◆ Obiettivo A
Secondo il testo sulla Convenzione di Minamata, quanti Paesi hanno definito nel 2013 le misure contro il mercurio?
◆ Obiettivo B
Prosegui il testo sulla Convenzione di Minamata a partire dall'ultima frase riportata.

◆ Testo di partenza
%%

Lotta al mercurio: dal disastro giapponese alla COP1 di Ginevra

(Rinnovabili.it) – Lo scorso 16 agosto è entrata in vigore la Convenzione di Minamata sul mercurio, l’accordo internazionale con cui 140 Paesi hanno definito nel 2013 le misure per proteggere la salute umana e l’ambiente da questo elemento e i suoi composti. Un importante traguardo sulla carta, che tuttavia sbiadisce alla luce del sole, sia per la completa inefficienza dell’atto che per un’industria poco disposta a mollare l’osso. Punti deboli che, malgrado l’entusiasmo dei delegati, sono inevitabilmente emersi durante la prima Conferenza delle Parti (COP1) sulla Convenzione, tenutasi la scorsa settimana a Ginevra.

 

Uno degli elementi che fa più discutere è la struttura stessa dell’accordo.

La Convenzione di Minamata sul mercurio è nata nel 2013 dopo tre anni di intensi negoziati, ma si è dovuto aspettare il 2017 prima di ottenere la ratifica di almeno il 50 per cento delle Parti, necessaria all’entrata in vigore. Il patto prende il nome dalla città giapponese che per ben 36 anni fu avvelenata dagli scarichi tossici del gruppo chimico Chisso Corpoation: dal 1932 al 1968 la compagnia sversò nella baia cittadina acque contaminate dal mercurio che finì dapprima nei organismi marini, quindi nella catena alimentare umana. Il bilancio delle vittime, quelle riconosciute, fu ed è tuttora altissimo.

%%

◆ Materiale fornito
%%

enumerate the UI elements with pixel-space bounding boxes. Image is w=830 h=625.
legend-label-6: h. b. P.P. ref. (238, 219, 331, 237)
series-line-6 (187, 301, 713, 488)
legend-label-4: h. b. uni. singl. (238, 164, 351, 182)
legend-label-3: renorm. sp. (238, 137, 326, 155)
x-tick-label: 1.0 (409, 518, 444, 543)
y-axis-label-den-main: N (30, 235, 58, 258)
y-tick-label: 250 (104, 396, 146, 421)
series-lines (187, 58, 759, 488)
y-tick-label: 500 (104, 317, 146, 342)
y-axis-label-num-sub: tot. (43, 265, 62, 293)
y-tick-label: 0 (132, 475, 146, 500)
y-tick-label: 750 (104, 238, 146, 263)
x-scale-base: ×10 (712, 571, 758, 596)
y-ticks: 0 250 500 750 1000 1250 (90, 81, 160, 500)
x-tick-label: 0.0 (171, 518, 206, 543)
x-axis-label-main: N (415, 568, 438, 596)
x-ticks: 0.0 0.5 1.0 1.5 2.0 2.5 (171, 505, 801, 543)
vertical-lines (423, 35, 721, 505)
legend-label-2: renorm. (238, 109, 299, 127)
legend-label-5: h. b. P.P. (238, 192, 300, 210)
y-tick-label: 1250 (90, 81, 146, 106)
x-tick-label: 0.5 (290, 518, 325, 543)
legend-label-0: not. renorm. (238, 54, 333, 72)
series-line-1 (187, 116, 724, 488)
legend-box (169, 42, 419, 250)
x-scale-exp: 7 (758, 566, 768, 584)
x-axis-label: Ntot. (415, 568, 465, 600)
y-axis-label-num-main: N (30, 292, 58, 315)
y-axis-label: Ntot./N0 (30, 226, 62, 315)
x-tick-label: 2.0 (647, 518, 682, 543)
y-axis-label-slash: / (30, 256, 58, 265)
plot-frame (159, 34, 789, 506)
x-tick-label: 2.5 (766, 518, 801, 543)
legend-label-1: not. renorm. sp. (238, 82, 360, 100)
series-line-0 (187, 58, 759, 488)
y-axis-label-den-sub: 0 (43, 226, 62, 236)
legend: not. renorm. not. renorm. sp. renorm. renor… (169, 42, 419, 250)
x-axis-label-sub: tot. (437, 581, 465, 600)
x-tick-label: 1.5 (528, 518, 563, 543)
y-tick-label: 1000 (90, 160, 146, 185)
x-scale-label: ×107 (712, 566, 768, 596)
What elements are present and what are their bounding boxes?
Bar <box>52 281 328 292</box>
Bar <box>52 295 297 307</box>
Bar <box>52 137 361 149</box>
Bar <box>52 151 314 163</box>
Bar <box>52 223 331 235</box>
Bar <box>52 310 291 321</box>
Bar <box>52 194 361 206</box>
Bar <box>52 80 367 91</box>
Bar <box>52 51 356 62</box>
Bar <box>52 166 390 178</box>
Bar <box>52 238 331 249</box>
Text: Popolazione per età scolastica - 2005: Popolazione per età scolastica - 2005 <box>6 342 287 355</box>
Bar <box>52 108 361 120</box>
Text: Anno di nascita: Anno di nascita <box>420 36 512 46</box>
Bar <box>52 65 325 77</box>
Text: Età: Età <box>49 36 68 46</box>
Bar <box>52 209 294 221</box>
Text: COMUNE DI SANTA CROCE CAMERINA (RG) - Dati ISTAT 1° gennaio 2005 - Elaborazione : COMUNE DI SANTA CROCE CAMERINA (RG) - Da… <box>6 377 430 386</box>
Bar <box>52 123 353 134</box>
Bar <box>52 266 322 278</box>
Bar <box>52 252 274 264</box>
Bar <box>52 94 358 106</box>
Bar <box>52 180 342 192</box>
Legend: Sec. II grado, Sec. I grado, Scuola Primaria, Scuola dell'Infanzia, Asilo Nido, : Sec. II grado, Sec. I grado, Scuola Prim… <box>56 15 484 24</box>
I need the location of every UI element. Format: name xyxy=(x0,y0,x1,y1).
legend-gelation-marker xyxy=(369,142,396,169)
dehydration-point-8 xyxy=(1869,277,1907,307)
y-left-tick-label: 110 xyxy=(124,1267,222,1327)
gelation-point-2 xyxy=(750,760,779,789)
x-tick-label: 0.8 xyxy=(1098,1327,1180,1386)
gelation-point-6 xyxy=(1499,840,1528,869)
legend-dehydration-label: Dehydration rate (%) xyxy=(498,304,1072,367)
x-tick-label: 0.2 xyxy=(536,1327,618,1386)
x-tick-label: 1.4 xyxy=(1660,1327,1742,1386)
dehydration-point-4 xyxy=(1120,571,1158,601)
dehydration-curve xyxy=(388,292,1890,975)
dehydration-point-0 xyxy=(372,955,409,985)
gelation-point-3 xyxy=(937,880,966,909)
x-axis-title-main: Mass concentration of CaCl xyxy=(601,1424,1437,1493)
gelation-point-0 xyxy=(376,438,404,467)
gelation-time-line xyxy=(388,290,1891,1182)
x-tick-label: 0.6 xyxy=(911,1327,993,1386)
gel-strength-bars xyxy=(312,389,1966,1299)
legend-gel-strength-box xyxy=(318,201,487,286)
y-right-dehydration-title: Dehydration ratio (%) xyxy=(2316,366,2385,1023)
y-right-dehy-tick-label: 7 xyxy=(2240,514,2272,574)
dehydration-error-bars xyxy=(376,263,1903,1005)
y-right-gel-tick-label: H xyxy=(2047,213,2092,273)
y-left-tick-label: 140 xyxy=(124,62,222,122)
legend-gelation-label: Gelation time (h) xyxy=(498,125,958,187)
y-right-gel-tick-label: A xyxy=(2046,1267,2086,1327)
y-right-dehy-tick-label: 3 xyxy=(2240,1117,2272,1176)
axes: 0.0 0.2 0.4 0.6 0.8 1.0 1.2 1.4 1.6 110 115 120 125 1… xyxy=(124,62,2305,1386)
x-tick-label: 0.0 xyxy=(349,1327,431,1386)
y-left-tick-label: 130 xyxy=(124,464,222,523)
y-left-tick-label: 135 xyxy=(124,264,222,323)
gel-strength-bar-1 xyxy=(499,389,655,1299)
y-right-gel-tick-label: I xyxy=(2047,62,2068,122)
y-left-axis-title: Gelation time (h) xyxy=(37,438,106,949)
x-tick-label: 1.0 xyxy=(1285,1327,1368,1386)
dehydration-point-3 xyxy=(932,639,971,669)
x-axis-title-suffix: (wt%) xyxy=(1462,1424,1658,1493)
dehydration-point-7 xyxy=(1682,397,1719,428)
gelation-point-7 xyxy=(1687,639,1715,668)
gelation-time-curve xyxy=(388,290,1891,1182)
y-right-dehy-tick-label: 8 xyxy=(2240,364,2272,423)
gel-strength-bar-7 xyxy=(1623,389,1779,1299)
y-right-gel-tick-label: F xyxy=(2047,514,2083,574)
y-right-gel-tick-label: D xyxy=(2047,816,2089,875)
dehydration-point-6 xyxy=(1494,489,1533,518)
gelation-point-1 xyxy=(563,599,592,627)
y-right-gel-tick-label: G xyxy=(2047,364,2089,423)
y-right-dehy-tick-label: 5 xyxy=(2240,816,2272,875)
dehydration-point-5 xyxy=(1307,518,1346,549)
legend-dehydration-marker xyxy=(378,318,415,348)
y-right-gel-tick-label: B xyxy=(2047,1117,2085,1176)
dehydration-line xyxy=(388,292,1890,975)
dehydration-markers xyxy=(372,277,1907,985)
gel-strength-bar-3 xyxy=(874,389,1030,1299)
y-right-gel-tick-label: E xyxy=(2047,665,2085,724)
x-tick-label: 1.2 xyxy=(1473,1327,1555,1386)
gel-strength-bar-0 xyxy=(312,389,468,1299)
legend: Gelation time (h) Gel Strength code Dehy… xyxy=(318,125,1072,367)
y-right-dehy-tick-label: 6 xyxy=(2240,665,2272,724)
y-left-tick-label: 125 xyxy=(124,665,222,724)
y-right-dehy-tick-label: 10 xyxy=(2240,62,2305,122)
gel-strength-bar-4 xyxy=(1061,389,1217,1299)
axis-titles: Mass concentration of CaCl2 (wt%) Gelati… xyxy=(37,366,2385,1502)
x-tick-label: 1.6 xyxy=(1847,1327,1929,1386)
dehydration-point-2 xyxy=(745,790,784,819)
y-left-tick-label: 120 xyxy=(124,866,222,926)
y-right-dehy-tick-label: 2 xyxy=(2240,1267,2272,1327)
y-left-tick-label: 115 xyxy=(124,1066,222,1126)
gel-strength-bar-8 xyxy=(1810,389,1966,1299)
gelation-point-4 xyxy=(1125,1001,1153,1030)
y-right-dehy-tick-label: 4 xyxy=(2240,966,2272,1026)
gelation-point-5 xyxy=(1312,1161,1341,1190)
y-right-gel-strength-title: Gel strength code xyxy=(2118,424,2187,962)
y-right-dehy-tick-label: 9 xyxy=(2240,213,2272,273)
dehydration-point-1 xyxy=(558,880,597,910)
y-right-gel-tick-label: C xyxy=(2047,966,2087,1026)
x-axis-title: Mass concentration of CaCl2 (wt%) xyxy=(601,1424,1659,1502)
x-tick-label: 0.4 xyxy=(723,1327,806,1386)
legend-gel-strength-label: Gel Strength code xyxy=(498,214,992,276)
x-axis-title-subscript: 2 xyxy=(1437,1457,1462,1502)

%%
%%

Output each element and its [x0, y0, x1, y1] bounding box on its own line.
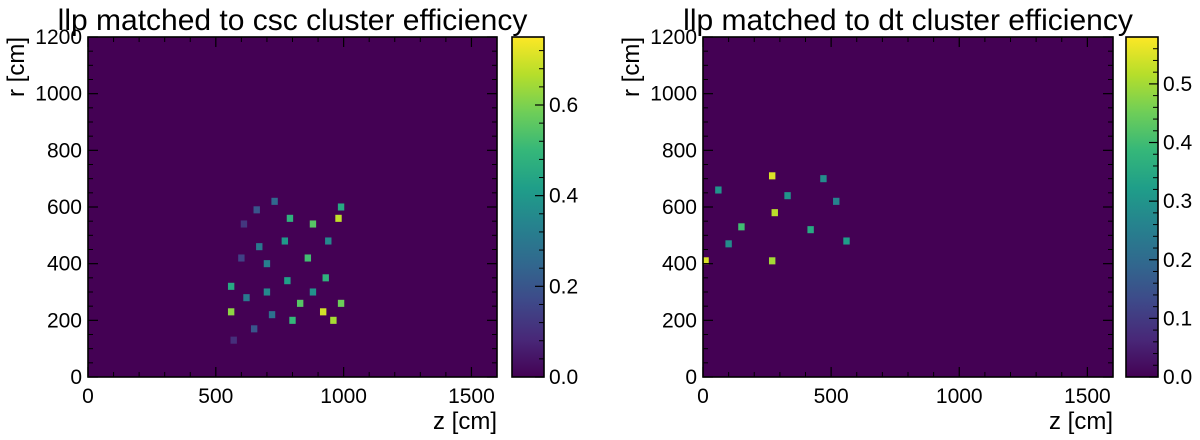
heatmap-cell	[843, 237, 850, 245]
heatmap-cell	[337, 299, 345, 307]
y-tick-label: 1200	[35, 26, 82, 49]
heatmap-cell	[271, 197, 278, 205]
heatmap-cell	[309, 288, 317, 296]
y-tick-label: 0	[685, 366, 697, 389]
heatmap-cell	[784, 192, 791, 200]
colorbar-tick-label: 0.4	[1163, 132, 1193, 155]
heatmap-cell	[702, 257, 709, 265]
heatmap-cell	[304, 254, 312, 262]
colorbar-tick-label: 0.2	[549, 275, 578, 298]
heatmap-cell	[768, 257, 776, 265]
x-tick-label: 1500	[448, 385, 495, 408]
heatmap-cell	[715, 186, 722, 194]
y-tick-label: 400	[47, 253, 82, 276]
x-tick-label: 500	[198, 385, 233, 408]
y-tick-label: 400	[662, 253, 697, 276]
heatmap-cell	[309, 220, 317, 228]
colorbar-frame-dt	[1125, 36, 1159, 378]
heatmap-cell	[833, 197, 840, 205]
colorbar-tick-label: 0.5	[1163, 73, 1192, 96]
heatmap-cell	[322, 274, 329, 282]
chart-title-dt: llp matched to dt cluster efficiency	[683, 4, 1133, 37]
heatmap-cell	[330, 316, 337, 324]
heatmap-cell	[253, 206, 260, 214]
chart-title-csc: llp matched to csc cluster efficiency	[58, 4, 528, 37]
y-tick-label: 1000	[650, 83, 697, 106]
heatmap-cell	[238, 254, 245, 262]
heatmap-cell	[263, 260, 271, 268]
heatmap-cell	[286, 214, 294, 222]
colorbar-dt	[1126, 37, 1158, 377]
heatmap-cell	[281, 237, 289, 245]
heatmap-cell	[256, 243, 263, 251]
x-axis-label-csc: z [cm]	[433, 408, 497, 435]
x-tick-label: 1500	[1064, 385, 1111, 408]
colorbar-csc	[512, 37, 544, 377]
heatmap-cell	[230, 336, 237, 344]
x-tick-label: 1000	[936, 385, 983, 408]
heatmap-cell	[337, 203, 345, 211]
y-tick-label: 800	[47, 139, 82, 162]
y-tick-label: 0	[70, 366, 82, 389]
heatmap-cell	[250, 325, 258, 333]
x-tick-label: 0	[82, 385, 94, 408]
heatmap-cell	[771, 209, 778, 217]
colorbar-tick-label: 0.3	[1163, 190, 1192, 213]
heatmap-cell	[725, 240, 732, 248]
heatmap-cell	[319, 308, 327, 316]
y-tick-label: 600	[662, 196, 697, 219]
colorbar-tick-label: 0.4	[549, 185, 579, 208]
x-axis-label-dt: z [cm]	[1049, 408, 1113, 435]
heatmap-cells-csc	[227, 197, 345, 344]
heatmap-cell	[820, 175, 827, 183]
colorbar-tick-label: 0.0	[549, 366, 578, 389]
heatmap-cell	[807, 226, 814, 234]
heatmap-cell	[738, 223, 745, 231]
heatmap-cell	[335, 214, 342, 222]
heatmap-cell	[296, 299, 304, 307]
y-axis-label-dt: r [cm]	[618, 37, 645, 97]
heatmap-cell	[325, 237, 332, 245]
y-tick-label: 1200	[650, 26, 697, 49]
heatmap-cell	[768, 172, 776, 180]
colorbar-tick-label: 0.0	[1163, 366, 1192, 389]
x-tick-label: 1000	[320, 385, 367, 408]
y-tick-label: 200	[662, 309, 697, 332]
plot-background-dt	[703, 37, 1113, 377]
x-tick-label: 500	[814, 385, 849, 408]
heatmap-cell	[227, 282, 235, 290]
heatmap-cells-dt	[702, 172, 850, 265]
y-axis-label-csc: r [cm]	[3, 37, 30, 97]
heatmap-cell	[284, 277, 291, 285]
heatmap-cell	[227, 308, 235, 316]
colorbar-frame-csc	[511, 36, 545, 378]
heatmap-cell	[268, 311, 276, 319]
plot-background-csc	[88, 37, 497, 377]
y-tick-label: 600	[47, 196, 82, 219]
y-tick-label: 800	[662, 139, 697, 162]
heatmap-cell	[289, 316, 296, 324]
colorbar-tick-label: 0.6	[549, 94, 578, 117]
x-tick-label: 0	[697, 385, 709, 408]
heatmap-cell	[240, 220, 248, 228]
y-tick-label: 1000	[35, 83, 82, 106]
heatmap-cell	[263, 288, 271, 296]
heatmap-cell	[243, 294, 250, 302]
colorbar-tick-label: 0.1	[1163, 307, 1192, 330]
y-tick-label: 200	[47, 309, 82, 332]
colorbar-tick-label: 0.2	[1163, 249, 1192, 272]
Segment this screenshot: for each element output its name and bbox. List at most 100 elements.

%%

◆ Risposta A
140 Paesi.

◆ Risposta B
 

Questo ed altri episodi hanno richiamato l’attenzione pubblica sull’argomento, ma nonostante gli sforzi profusi dalle Nazioni Unite i 35 articoli della Convenzione si limitano ad indicare una via più che renderla obbligatoria.

 

 

Cosa dice la Convenzione di Minamata sul mercurio

Il documento ha di buono l’aver riconosciuto per la prima volta a livello globale i pericoli legati all’inquinamento da mercurio fornendo un quadro normativo internazionale per la protezione di salute e ambiente. All’atto pratico mira a ridurre progressivamente la domanda di questo metallo, impostando una serie di misure, quali

 

  1. vietare la costituzione di nuove miniere, chiudendo progressivamente quelle esistenti;
  2. ridurre l’uso, le emissioni e il rilascio di mercurio proveniente dall’estrazione dell’oro entro il 2032;
  3. limitare entro il 2020 il commercio e proibire la produzione, l’importazione e l’esportazione di mercurio e di un’ampia gamma di prodotti con aggiunta di mercurio, quali batterie o lampade (con alcune eccezioni e deroghe);
  4. controllare e ridurre le emissioni atmosferiche e le dispersioni in suolo ed acqua;
  5. garantire lo stoccaggio più sicuro e la corretta gestione dei rifiuti di mercurio.

 

Di contro, il trattato non prevede né un sistema di controlli affidabile né obblighi di decontaminazione e risarcimento vittime nelle zone inquinate. Né applica multe e sanzioni a chi non dovesse rispettare gli obiettivi.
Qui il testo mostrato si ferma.